- **Work to do**
Which lines contain the string "Introduction"? Please list every one of them.

□ □ □ □ □ □ □

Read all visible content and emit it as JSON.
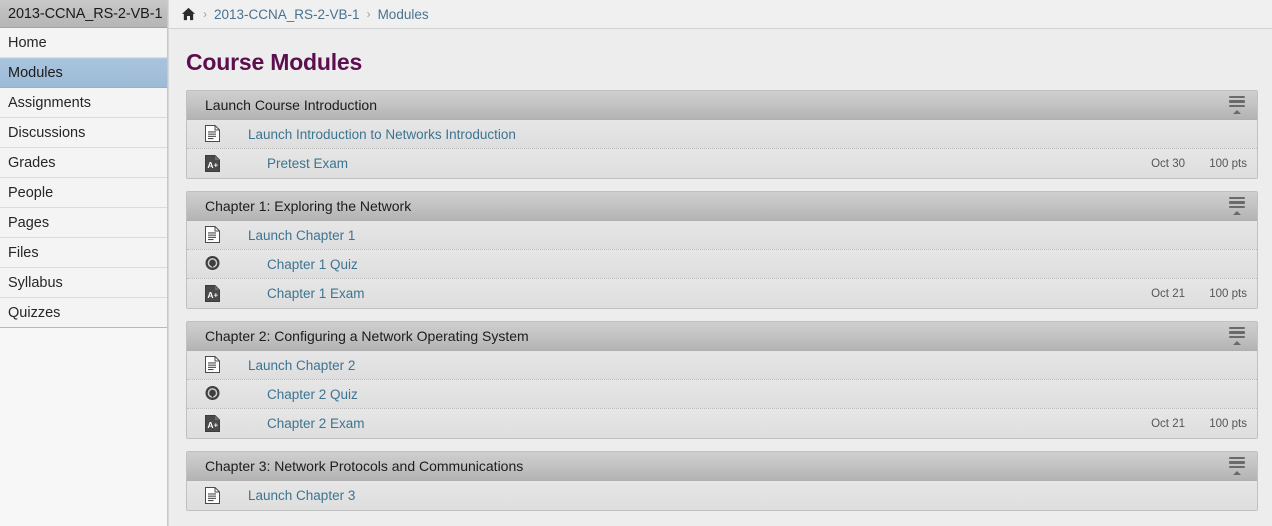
{
  "sidebar": {
    "course_title": "2013-CCNA_RS-2-VB-1",
    "items": [
      {
        "label": "Home",
        "active": false
      },
      {
        "label": "Modules",
        "active": true
      },
      {
        "label": "Assignments",
        "active": false
      },
      {
        "label": "Discussions",
        "active": false
      },
      {
        "label": "Grades",
        "active": false
      },
      {
        "label": "People",
        "active": false
      },
      {
        "label": "Pages",
        "active": false
      },
      {
        "label": "Files",
        "active": false
      },
      {
        "label": "Syllabus",
        "active": false
      },
      {
        "label": "Quizzes",
        "active": false
      }
    ]
  },
  "breadcrumb": {
    "home_icon": "home-icon",
    "separator": "›",
    "items": [
      {
        "label": "2013-CCNA_RS-2-VB-1"
      },
      {
        "label": "Modules"
      }
    ]
  },
  "page": {
    "title": "Course Modules",
    "title_color": "#5c0f4e",
    "link_color": "#3d7491"
  },
  "modules": [
    {
      "name": "Launch Course Introduction",
      "collapse_icon": "collapse-module-icon",
      "items": [
        {
          "icon": "page-icon",
          "title": "Launch Introduction to Networks Introduction",
          "indent": 0,
          "due": "",
          "points": ""
        },
        {
          "icon": "assignment-icon",
          "title": "Pretest Exam",
          "indent": 1,
          "due": "Oct 30",
          "points": "100 pts"
        }
      ]
    },
    {
      "name": "Chapter 1: Exploring the Network",
      "collapse_icon": "collapse-module-icon",
      "items": [
        {
          "icon": "page-icon",
          "title": "Launch Chapter 1",
          "indent": 0,
          "due": "",
          "points": ""
        },
        {
          "icon": "quiz-icon",
          "title": "Chapter 1 Quiz",
          "indent": 1,
          "due": "",
          "points": ""
        },
        {
          "icon": "assignment-icon",
          "title": "Chapter 1 Exam",
          "indent": 1,
          "due": "Oct 21",
          "points": "100 pts"
        }
      ]
    },
    {
      "name": "Chapter 2: Configuring a Network Operating System",
      "collapse_icon": "collapse-module-icon",
      "items": [
        {
          "icon": "page-icon",
          "title": "Launch Chapter 2",
          "indent": 0,
          "due": "",
          "points": ""
        },
        {
          "icon": "quiz-icon",
          "title": "Chapter 2 Quiz",
          "indent": 1,
          "due": "",
          "points": ""
        },
        {
          "icon": "assignment-icon",
          "title": "Chapter 2 Exam",
          "indent": 1,
          "due": "Oct 21",
          "points": "100 pts"
        }
      ]
    },
    {
      "name": "Chapter 3: Network Protocols and Communications",
      "collapse_icon": "collapse-module-icon",
      "items": [
        {
          "icon": "page-icon",
          "title": "Launch Chapter 3",
          "indent": 0,
          "due": "",
          "points": ""
        }
      ]
    }
  ]
}
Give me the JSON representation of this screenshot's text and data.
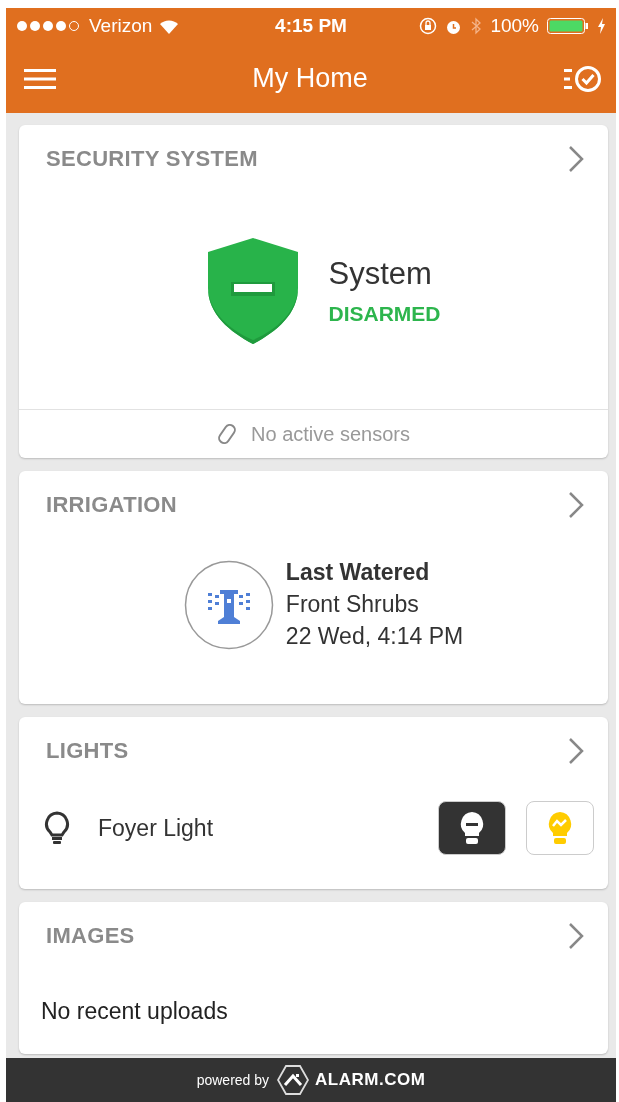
{
  "status_bar": {
    "carrier": "Verizon",
    "time": "4:15 PM",
    "battery": "100%"
  },
  "nav": {
    "title": "My Home"
  },
  "security": {
    "title": "SECURITY SYSTEM",
    "label": "System",
    "status": "DISARMED",
    "sensors": "No active sensors"
  },
  "irrigation": {
    "title": "IRRIGATION",
    "heading": "Last Watered",
    "zone": "Front Shrubs",
    "time": "22 Wed, 4:14 PM"
  },
  "lights": {
    "title": "LIGHTS",
    "items": [
      {
        "name": "Foyer Light",
        "switch": [
          {
            "kind": "off",
            "selected": true
          },
          {
            "kind": "on",
            "selected": false
          }
        ]
      }
    ]
  },
  "images": {
    "title": "IMAGES",
    "message": "No recent uploads"
  },
  "footer": {
    "prefix": "powered by",
    "brand": "ALARM.COM"
  }
}
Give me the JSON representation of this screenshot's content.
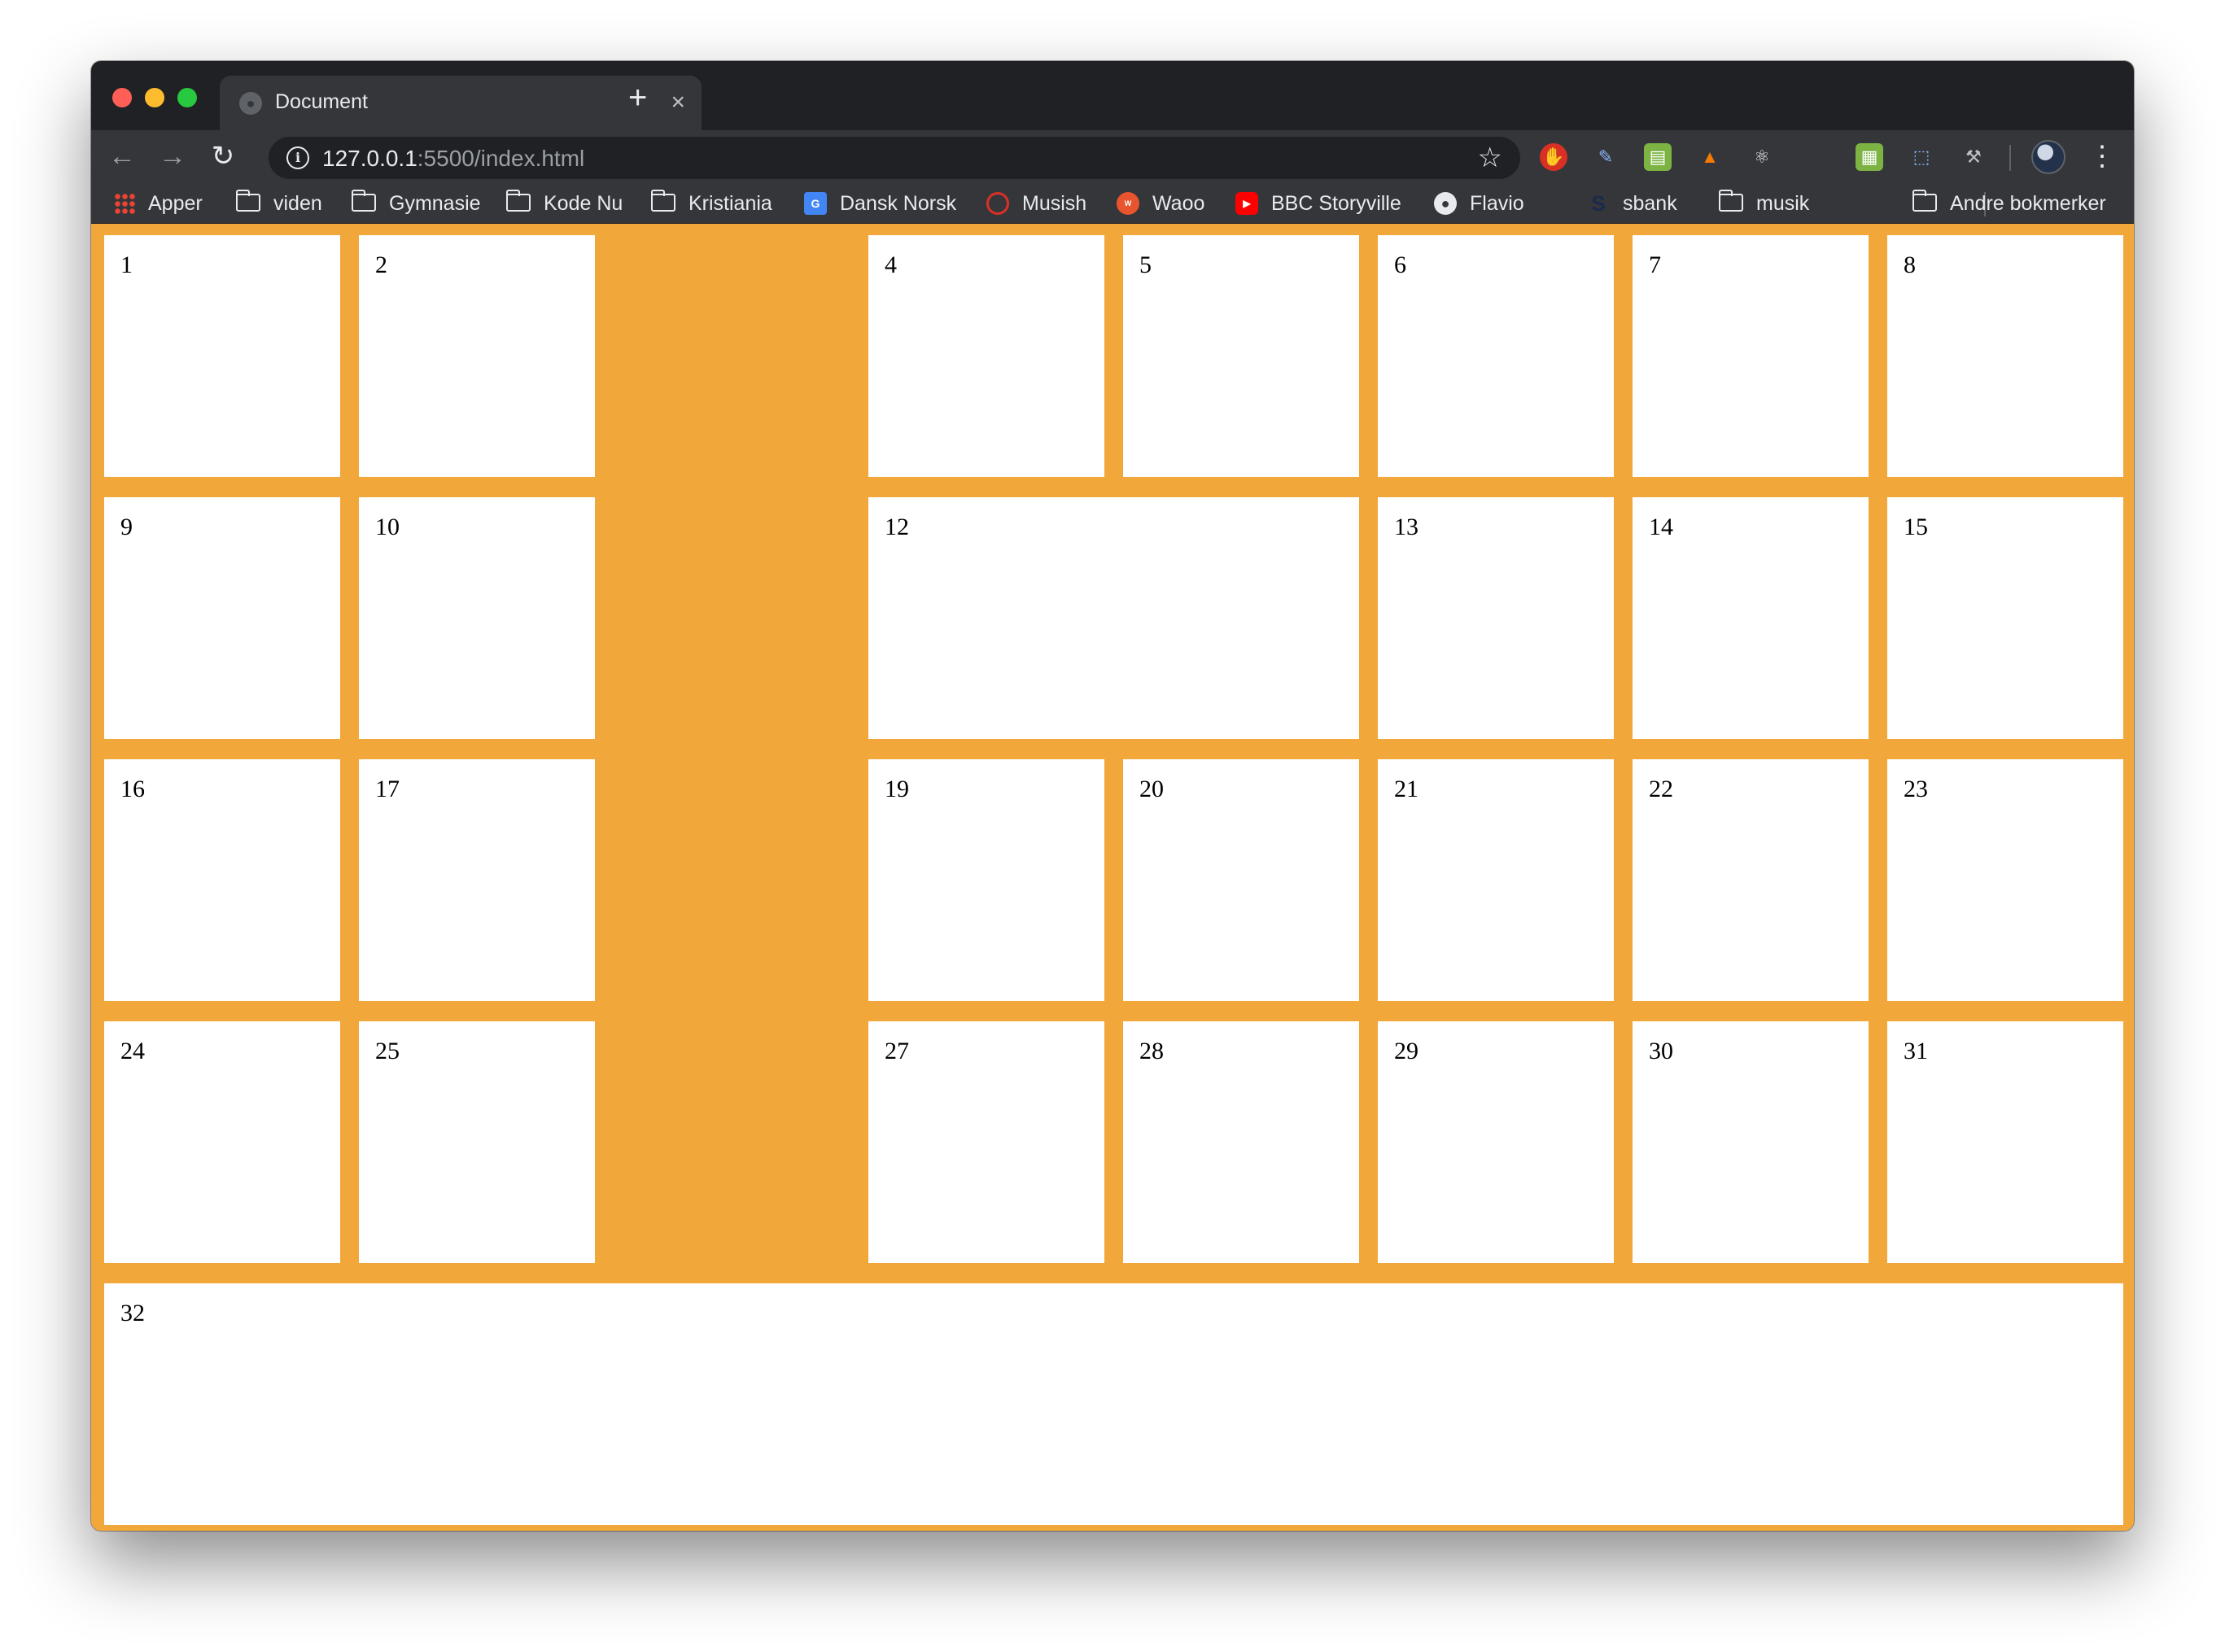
{
  "browser": {
    "tab": {
      "title": "Document",
      "close_glyph": "×"
    },
    "new_tab_glyph": "+",
    "toolbar": {
      "back_glyph": "←",
      "forward_glyph": "→",
      "reload_glyph": "↻",
      "url_host": "127.0.0.1",
      "url_path": ":5500/index.html",
      "star_glyph": "☆",
      "menu_glyph": "⋮"
    },
    "bookmarks": [
      {
        "label": "Apper",
        "icon": "apps-icon"
      },
      {
        "label": "viden",
        "icon": "folder-icon"
      },
      {
        "label": "Gymnasie",
        "icon": "folder-icon"
      },
      {
        "label": "Kode Nu",
        "icon": "folder-icon"
      },
      {
        "label": "Kristiania",
        "icon": "folder-icon"
      },
      {
        "label": "Dansk Norsk",
        "icon": "translate-icon"
      },
      {
        "label": "Musish",
        "icon": "headphones-icon"
      },
      {
        "label": "Waoo",
        "icon": "waoo-icon"
      },
      {
        "label": "BBC Storyville",
        "icon": "youtube-icon"
      },
      {
        "label": "Flavio",
        "icon": "globe-icon"
      },
      {
        "label": "sbank",
        "icon": "sbank-icon"
      },
      {
        "label": "musik",
        "icon": "folder-icon"
      },
      {
        "label": "Andre bokmerker",
        "icon": "folder-icon"
      }
    ]
  },
  "page": {
    "background_color": "#f2a73b",
    "cell_color": "#ffffff",
    "cells": [
      "1",
      "2",
      "4",
      "5",
      "6",
      "7",
      "8",
      "9",
      "10",
      "12",
      "13",
      "14",
      "15",
      "16",
      "17",
      "19",
      "20",
      "21",
      "22",
      "23",
      "24",
      "25",
      "27",
      "28",
      "29",
      "30",
      "31",
      "32"
    ]
  }
}
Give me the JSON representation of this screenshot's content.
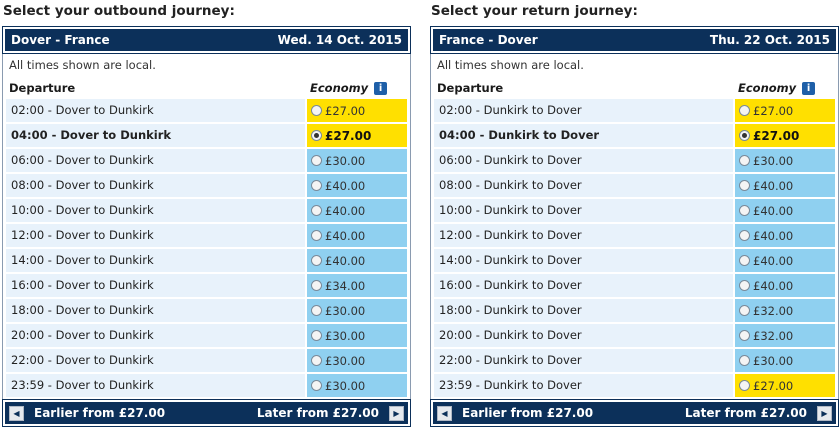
{
  "outbound": {
    "title": "Select your outbound journey:",
    "route": "Dover - France",
    "date": "Wed. 14 Oct. 2015",
    "note": "All times shown are local.",
    "col_departure": "Departure",
    "col_economy": "Economy",
    "rows": [
      {
        "time": "02:00 - Dover to Dunkirk",
        "price": "£27.00",
        "cheapest": true,
        "selected": false
      },
      {
        "time": "04:00 - Dover to Dunkirk",
        "price": "£27.00",
        "cheapest": true,
        "selected": true
      },
      {
        "time": "06:00 - Dover to Dunkirk",
        "price": "£30.00",
        "cheapest": false,
        "selected": false
      },
      {
        "time": "08:00 - Dover to Dunkirk",
        "price": "£40.00",
        "cheapest": false,
        "selected": false
      },
      {
        "time": "10:00 - Dover to Dunkirk",
        "price": "£40.00",
        "cheapest": false,
        "selected": false
      },
      {
        "time": "12:00 - Dover to Dunkirk",
        "price": "£40.00",
        "cheapest": false,
        "selected": false
      },
      {
        "time": "14:00 - Dover to Dunkirk",
        "price": "£40.00",
        "cheapest": false,
        "selected": false
      },
      {
        "time": "16:00 - Dover to Dunkirk",
        "price": "£34.00",
        "cheapest": false,
        "selected": false
      },
      {
        "time": "18:00 - Dover to Dunkirk",
        "price": "£30.00",
        "cheapest": false,
        "selected": false
      },
      {
        "time": "20:00 - Dover to Dunkirk",
        "price": "£30.00",
        "cheapest": false,
        "selected": false
      },
      {
        "time": "22:00 - Dover to Dunkirk",
        "price": "£30.00",
        "cheapest": false,
        "selected": false
      },
      {
        "time": "23:59 - Dover to Dunkirk",
        "price": "£30.00",
        "cheapest": false,
        "selected": false
      }
    ],
    "earlier": "Earlier from £27.00",
    "later": "Later from £27.00"
  },
  "return": {
    "title": "Select your return journey:",
    "route": "France - Dover",
    "date": "Thu. 22 Oct. 2015",
    "note": "All times shown are local.",
    "col_departure": "Departure",
    "col_economy": "Economy",
    "rows": [
      {
        "time": "02:00 - Dunkirk to Dover",
        "price": "£27.00",
        "cheapest": true,
        "selected": false
      },
      {
        "time": "04:00 - Dunkirk to Dover",
        "price": "£27.00",
        "cheapest": true,
        "selected": true
      },
      {
        "time": "06:00 - Dunkirk to Dover",
        "price": "£30.00",
        "cheapest": false,
        "selected": false
      },
      {
        "time": "08:00 - Dunkirk to Dover",
        "price": "£40.00",
        "cheapest": false,
        "selected": false
      },
      {
        "time": "10:00 - Dunkirk to Dover",
        "price": "£40.00",
        "cheapest": false,
        "selected": false
      },
      {
        "time": "12:00 - Dunkirk to Dover",
        "price": "£40.00",
        "cheapest": false,
        "selected": false
      },
      {
        "time": "14:00 - Dunkirk to Dover",
        "price": "£40.00",
        "cheapest": false,
        "selected": false
      },
      {
        "time": "16:00 - Dunkirk to Dover",
        "price": "£40.00",
        "cheapest": false,
        "selected": false
      },
      {
        "time": "18:00 - Dunkirk to Dover",
        "price": "£32.00",
        "cheapest": false,
        "selected": false
      },
      {
        "time": "20:00 - Dunkirk to Dover",
        "price": "£32.00",
        "cheapest": false,
        "selected": false
      },
      {
        "time": "22:00 - Dunkirk to Dover",
        "price": "£30.00",
        "cheapest": false,
        "selected": false
      },
      {
        "time": "23:59 - Dunkirk to Dover",
        "price": "£27.00",
        "cheapest": true,
        "selected": false
      }
    ],
    "earlier": "Earlier from £27.00",
    "later": "Later from £27.00"
  },
  "icons": {
    "info": "info-icon",
    "prev": "arrow-left-icon",
    "next": "arrow-right-icon"
  },
  "colors": {
    "header": "#0c305a",
    "cheapest": "#ffe000",
    "price": "#8fd0f0",
    "row": "#e8f2fb"
  }
}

□ □ □ □ □ □ □

- **Completed exercise**
      "name": "Launch Course Introduction",
          "title": "Launch Introduction to Networks Introduction",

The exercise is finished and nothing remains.